Ziel => Übertrage die gesamte Auflistung Zeile für Zeile ohne jede Änderung. Lass dabei die Bildverweise weg.

Positionsdaten der Elemente:
★ ★ ★ ★ ★
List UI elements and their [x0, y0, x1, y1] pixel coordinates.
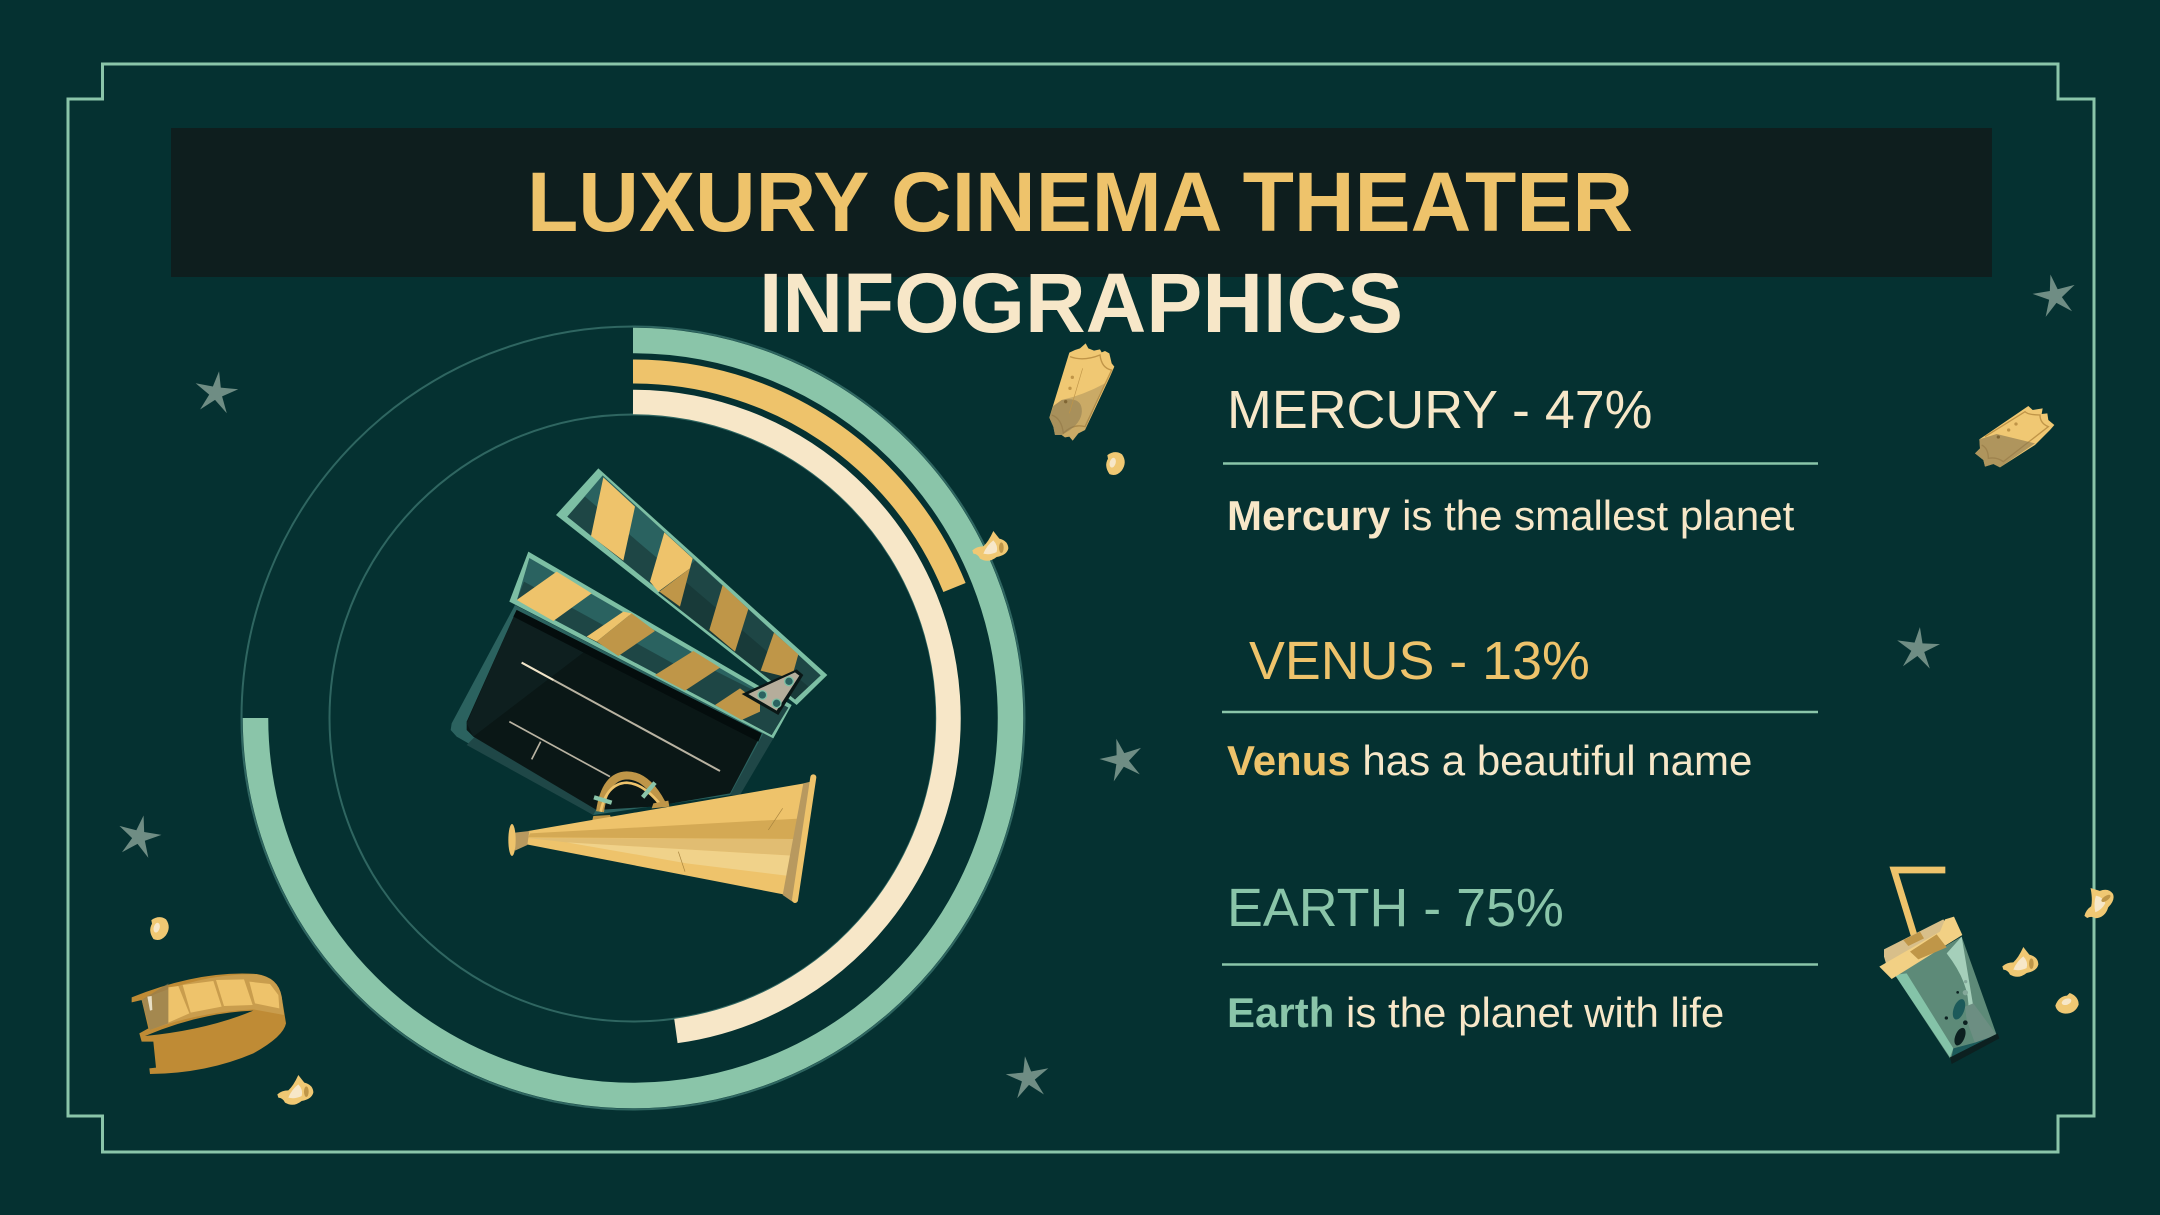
icon: ticket large	[1049, 343, 1114, 441]
lower clapper stick	[509, 552, 792, 738]
popcorn pieces	[143, 448, 2120, 1105]
icon: film strip	[132, 973, 286, 1074]
icon: drink cup	[1879, 870, 1999, 1064]
title: LUXURY CINEMA THEATER	[527, 155, 1633, 249]
icon: ticket small	[1975, 406, 2054, 467]
icon: megaphone	[508, 775, 813, 902]
item: earth: Earth is the planet with life	[1227, 989, 1724, 1036]
title: INFOGRAPHICS	[759, 256, 1403, 350]
item: mercury	[1223, 380, 1818, 539]
item: mercury: MERCURY - 47%	[1227, 380, 1653, 440]
item: earth: EARTH - 75%	[1227, 878, 1564, 938]
star decorations	[114, 270, 2080, 1099]
item: venus: Venus has a beautiful name	[1227, 737, 1752, 784]
item: earth	[1222, 878, 1818, 1036]
upper clapper stick	[556, 468, 827, 705]
item: venus	[1222, 631, 1818, 784]
item: mercury: Mercury is the smallest planet	[1227, 492, 1795, 539]
title bar	[171, 128, 1992, 277]
icon: clapperboard	[451, 468, 827, 815]
title	[527, 155, 1633, 350]
clapper hinge	[742, 669, 803, 715]
radial progress chart	[242, 326, 1024, 1110]
item: venus: VENUS - 13%	[1249, 631, 1590, 691]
★ ★ ★ ★ ★
Lösung =>
List UI elements and their [x0, y0, x1, y1] pixel coordinates.
icon: ticket large	[1049, 343, 1114, 441]
lower clapper stick	[509, 552, 792, 738]
popcorn pieces	[143, 448, 2120, 1105]
icon: film strip	[132, 973, 286, 1074]
icon: drink cup	[1879, 870, 1999, 1064]
title: LUXURY CINEMA THEATER	[527, 155, 1633, 249]
icon: ticket small	[1975, 406, 2054, 467]
icon: megaphone	[508, 775, 813, 902]
item: earth: Earth is the planet with life	[1227, 989, 1724, 1036]
title: INFOGRAPHICS	[759, 256, 1403, 350]
item: mercury	[1223, 380, 1818, 539]
item: mercury: MERCURY - 47%	[1227, 380, 1653, 440]
item: earth: EARTH - 75%	[1227, 878, 1564, 938]
star decorations	[114, 270, 2080, 1099]
item: venus: Venus has a beautiful name	[1227, 737, 1752, 784]
item: earth	[1222, 878, 1818, 1036]
upper clapper stick	[556, 468, 827, 705]
item: venus	[1222, 631, 1818, 784]
item: mercury: Mercury is the smallest planet	[1227, 492, 1795, 539]
title bar	[171, 128, 1992, 277]
icon: clapperboard	[451, 468, 827, 815]
title	[527, 155, 1633, 350]
clapper hinge	[742, 669, 803, 715]
radial progress chart	[242, 326, 1024, 1110]
item: venus: VENUS - 13%	[1249, 631, 1590, 691]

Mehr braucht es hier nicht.